▸ Stated exercise
Sift the material for lines containing "this", and return them.

— START Record extracts —

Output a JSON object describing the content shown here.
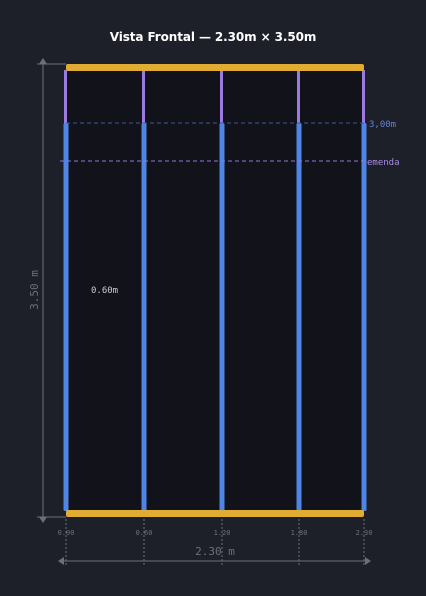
{
  "title": "Vista Frontal — 2.30m × 3.50m",
  "dimensions": {
    "height_label": "3.50 m",
    "width_label": "2.30 m"
  },
  "levels": {
    "splice_height_label": "3,00m",
    "splice_label": "emenda"
  },
  "spacing_label": "0.60m",
  "x_ticks": [
    "0.00",
    "0.60",
    "1.20",
    "1.80",
    "2.30"
  ],
  "colors": {
    "background": "#1e2029",
    "panel": "#12131a",
    "plate": "#e1ac32",
    "stud_lower": "#4f86e6",
    "stud_upper": "#9a7be0",
    "dimension_line": "#6b6f7c",
    "splice_line": "#8c78d6",
    "level_line": "#3c5a96"
  }
}
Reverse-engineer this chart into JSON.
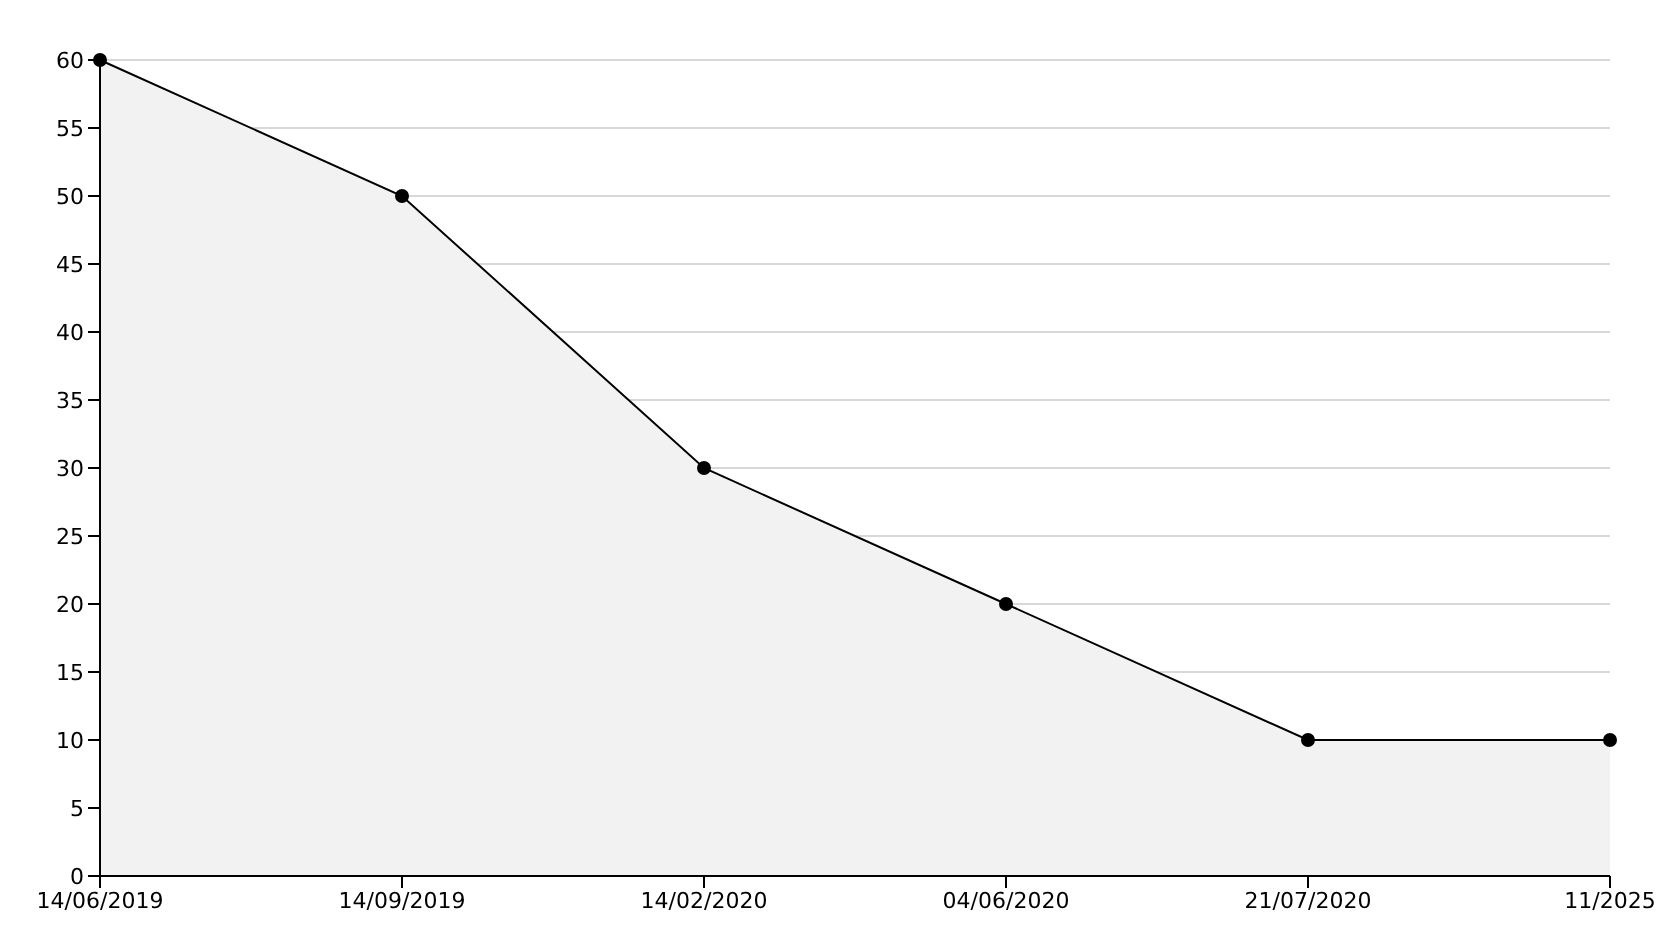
{
  "chart_data": {
    "type": "area",
    "categories": [
      "14/06/2019",
      "14/09/2019",
      "14/02/2020",
      "04/06/2020",
      "21/07/2020",
      "11/2025"
    ],
    "series": [
      {
        "color": "#000000",
        "values": [
          60,
          50,
          30,
          20,
          10,
          10
        ]
      }
    ],
    "ylim": [
      0,
      60
    ],
    "yticks": [
      0,
      5,
      10,
      15,
      20,
      25,
      30,
      35,
      40,
      45,
      50,
      55,
      60
    ],
    "grid": "y",
    "marker": "circle"
  }
}
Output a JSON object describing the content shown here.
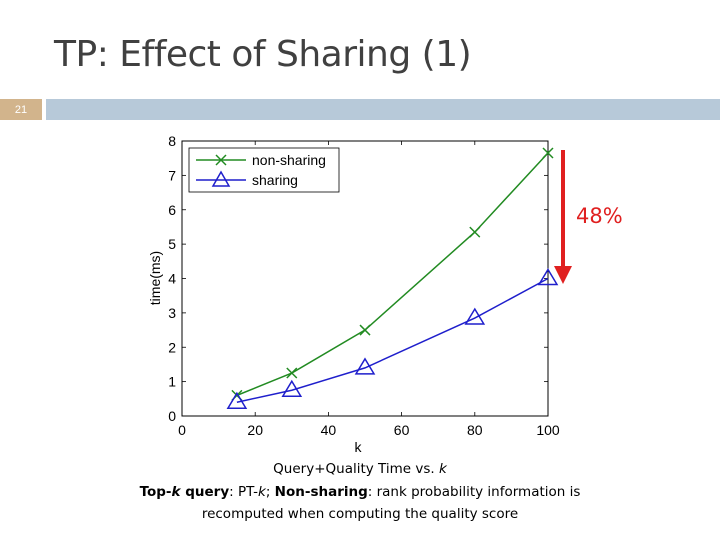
{
  "slide": {
    "title": "TP: Effect of Sharing (1)",
    "number": "21",
    "accent_color": "#b7c9d9",
    "number_bg_color": "#d2b48c"
  },
  "annotation": {
    "text": "48%",
    "color": "#e02020"
  },
  "caption": {
    "line1": {
      "pre": "Query+Quality Time vs. ",
      "italic": "k"
    },
    "line2": {
      "top": "Top-",
      "k1": "k",
      "query": " query",
      "mid": ": PT-",
      "k2": "k",
      "semi": "; ",
      "nonsharing": "Non-sharing",
      "rest": ": rank probability information is"
    },
    "line3": "recomputed when computing the quality score"
  },
  "chart_data": {
    "type": "line",
    "xlabel": "k",
    "ylabel": "time(ms)",
    "xlim": [
      0,
      100
    ],
    "ylim": [
      0,
      8
    ],
    "xticks": [
      "0",
      "20",
      "40",
      "60",
      "80",
      "100"
    ],
    "yticks": [
      "0",
      "1",
      "2",
      "3",
      "4",
      "5",
      "6",
      "7",
      "8"
    ],
    "x": [
      15,
      30,
      50,
      80,
      100
    ],
    "legend_position": "top-left",
    "grid": false,
    "series": [
      {
        "name": "non-sharing",
        "values": [
          0.6,
          1.25,
          2.5,
          5.35,
          7.65
        ],
        "color": "#228b22",
        "marker": "x"
      },
      {
        "name": "sharing",
        "values": [
          0.4,
          0.75,
          1.4,
          2.85,
          4.0
        ],
        "color": "#1f1fcc",
        "marker": "triangle"
      }
    ]
  }
}
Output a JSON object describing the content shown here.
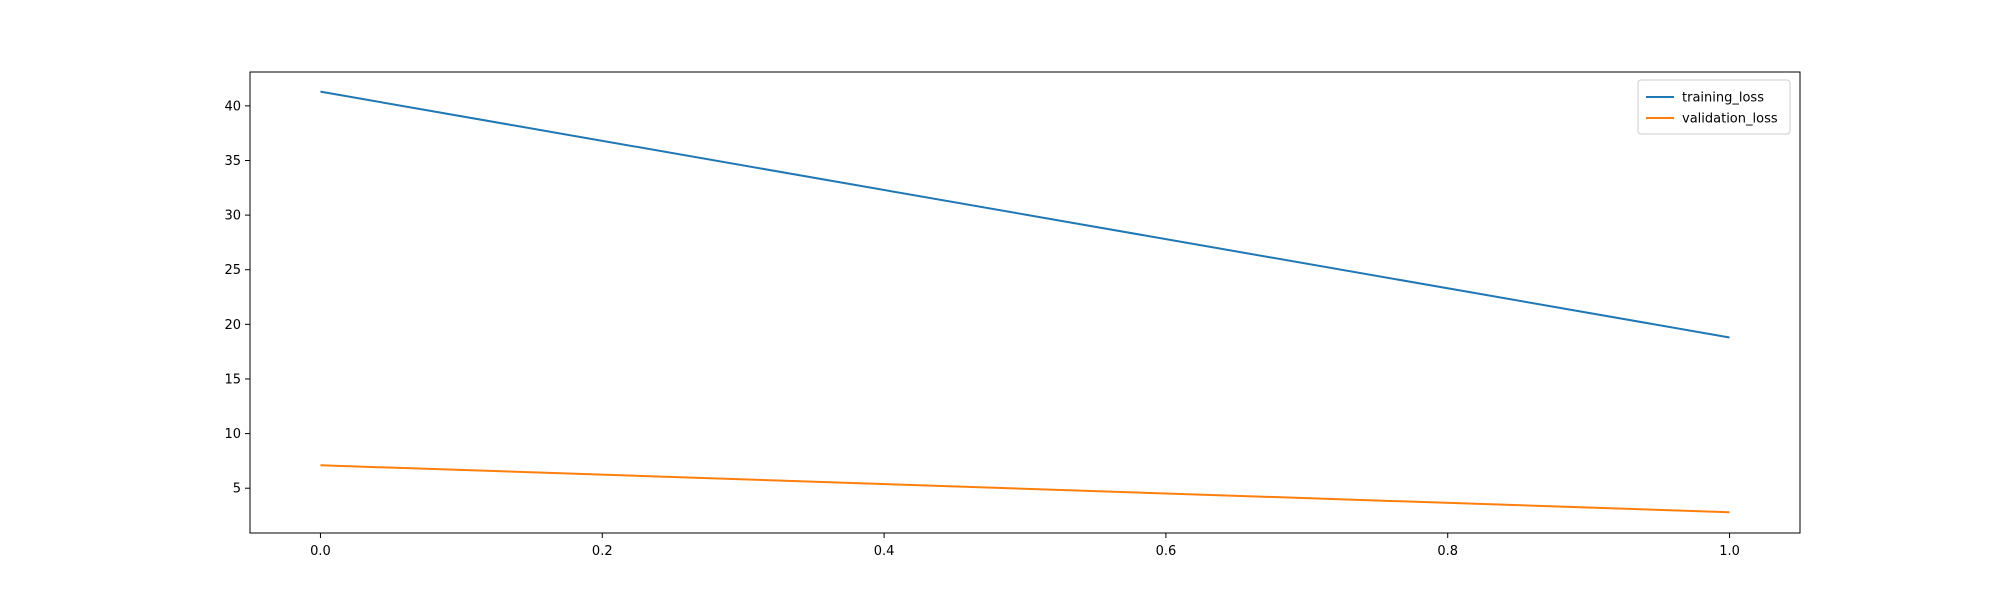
{
  "chart_data": {
    "type": "line",
    "title": "",
    "xlabel": "",
    "ylabel": "",
    "xlim": [
      -0.05,
      1.05
    ],
    "ylim": [
      0.9,
      43.1
    ],
    "xticks": [
      0.0,
      0.2,
      0.4,
      0.6,
      0.8,
      1.0
    ],
    "xtick_labels": [
      "0.0",
      "0.2",
      "0.4",
      "0.6",
      "0.8",
      "1.0"
    ],
    "yticks": [
      5,
      10,
      15,
      20,
      25,
      30,
      35,
      40
    ],
    "ytick_labels": [
      "5",
      "10",
      "15",
      "20",
      "25",
      "30",
      "35",
      "40"
    ],
    "grid": false,
    "legend_position": "top-right",
    "series": [
      {
        "name": "training_loss",
        "color": "#1f77b4",
        "x": [
          0.0,
          1.0
        ],
        "y": [
          41.3,
          18.8
        ]
      },
      {
        "name": "validation_loss",
        "color": "#ff7f0e",
        "x": [
          0.0,
          1.0
        ],
        "y": [
          7.1,
          2.8
        ]
      }
    ]
  }
}
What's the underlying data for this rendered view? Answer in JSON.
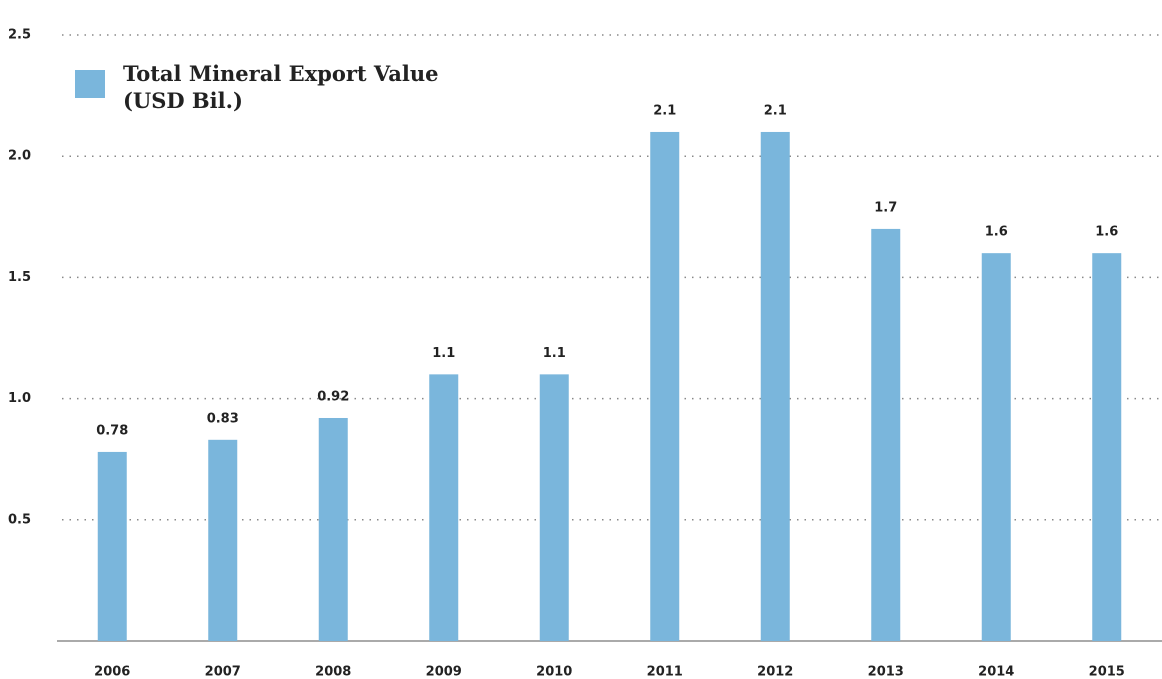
{
  "chart_data": {
    "type": "bar",
    "categories": [
      "2006",
      "2007",
      "2008",
      "2009",
      "2010",
      "2011",
      "2012",
      "2013",
      "2014",
      "2015"
    ],
    "series": [
      {
        "name": "Total Mineral Export Value (USD Bil.)",
        "color": "#7ab6dc",
        "values": [
          0.78,
          0.83,
          0.92,
          1.1,
          1.1,
          2.1,
          2.1,
          1.7,
          1.6,
          1.6
        ]
      }
    ],
    "ylim": [
      0,
      2.5
    ],
    "yticks": [
      0.5,
      {
        "value": 1,
        "label": "1.0"
      },
      1.5,
      {
        "value": 2,
        "label": "2.0"
      },
      2.5
    ],
    "grid": true,
    "legend": "top-left"
  }
}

— END Record extracts —

▸ Task response
Reverse-engineer this chart into JSON.
What's the underlying data for this rendered view? Answer in JSON.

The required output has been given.